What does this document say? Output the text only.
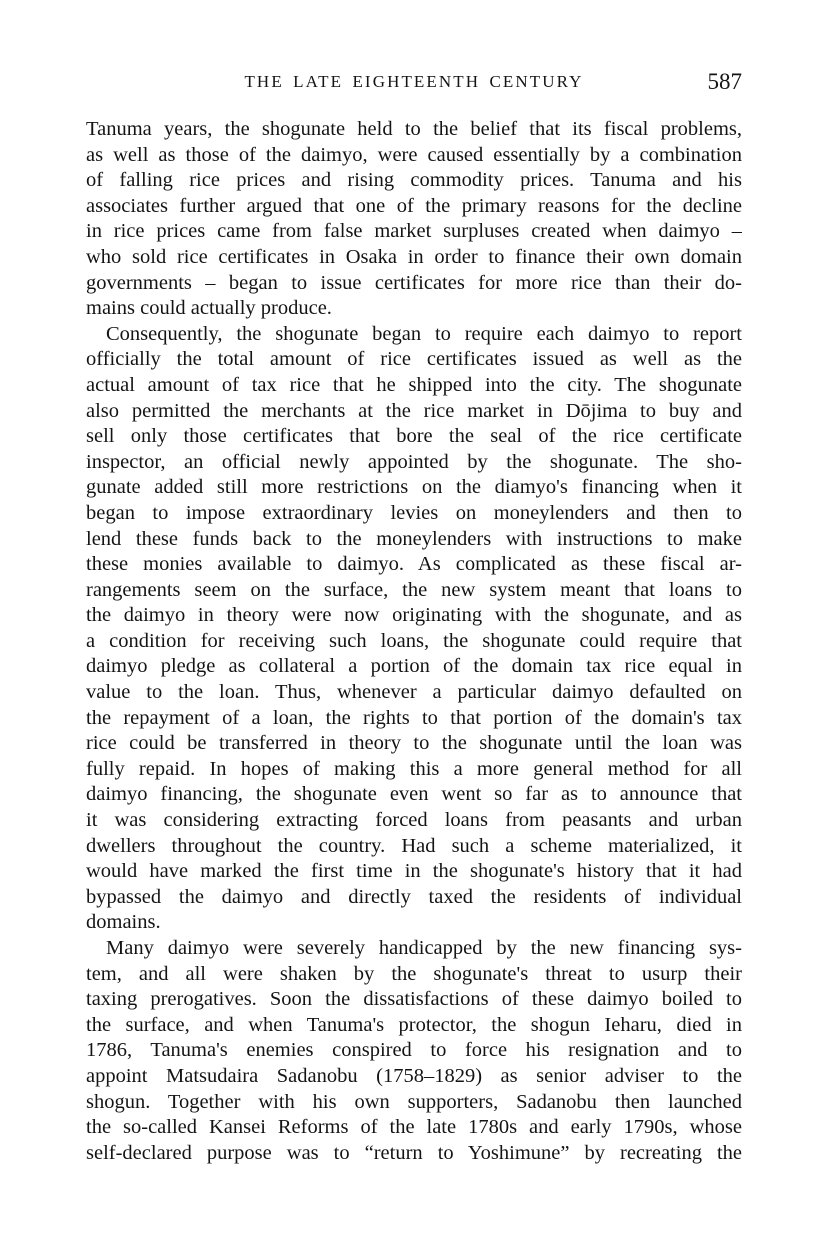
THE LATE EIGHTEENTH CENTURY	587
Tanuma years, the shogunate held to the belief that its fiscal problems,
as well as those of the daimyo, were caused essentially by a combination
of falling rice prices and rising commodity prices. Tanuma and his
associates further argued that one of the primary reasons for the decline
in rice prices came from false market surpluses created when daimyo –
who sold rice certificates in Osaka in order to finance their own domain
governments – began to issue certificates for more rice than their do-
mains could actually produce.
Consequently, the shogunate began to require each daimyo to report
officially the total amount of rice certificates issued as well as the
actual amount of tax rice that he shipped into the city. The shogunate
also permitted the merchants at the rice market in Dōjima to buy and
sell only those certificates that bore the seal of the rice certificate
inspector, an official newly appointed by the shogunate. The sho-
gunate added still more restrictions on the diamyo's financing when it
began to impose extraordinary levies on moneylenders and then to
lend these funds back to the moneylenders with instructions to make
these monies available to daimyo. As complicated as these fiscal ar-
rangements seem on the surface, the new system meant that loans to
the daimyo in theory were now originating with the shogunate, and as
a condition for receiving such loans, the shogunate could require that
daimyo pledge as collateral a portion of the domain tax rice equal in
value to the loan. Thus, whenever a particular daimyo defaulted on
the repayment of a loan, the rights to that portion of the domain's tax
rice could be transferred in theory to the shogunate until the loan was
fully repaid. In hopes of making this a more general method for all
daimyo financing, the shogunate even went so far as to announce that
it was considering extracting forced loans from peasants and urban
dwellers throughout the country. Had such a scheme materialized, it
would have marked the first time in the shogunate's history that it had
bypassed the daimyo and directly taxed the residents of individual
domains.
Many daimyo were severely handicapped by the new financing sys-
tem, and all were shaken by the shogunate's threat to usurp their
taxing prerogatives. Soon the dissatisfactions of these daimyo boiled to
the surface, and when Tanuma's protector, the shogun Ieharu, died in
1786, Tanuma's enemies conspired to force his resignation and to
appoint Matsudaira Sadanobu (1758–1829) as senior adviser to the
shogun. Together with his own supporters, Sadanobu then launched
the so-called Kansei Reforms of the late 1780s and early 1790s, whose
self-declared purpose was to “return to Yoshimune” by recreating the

■ **What is being asked**:
Copy every line of the material in which the word "only" occurs.

■ **Result of the task**:
What does this document say? Output the text only.
sell only those certificates that bore the seal of the rice certificate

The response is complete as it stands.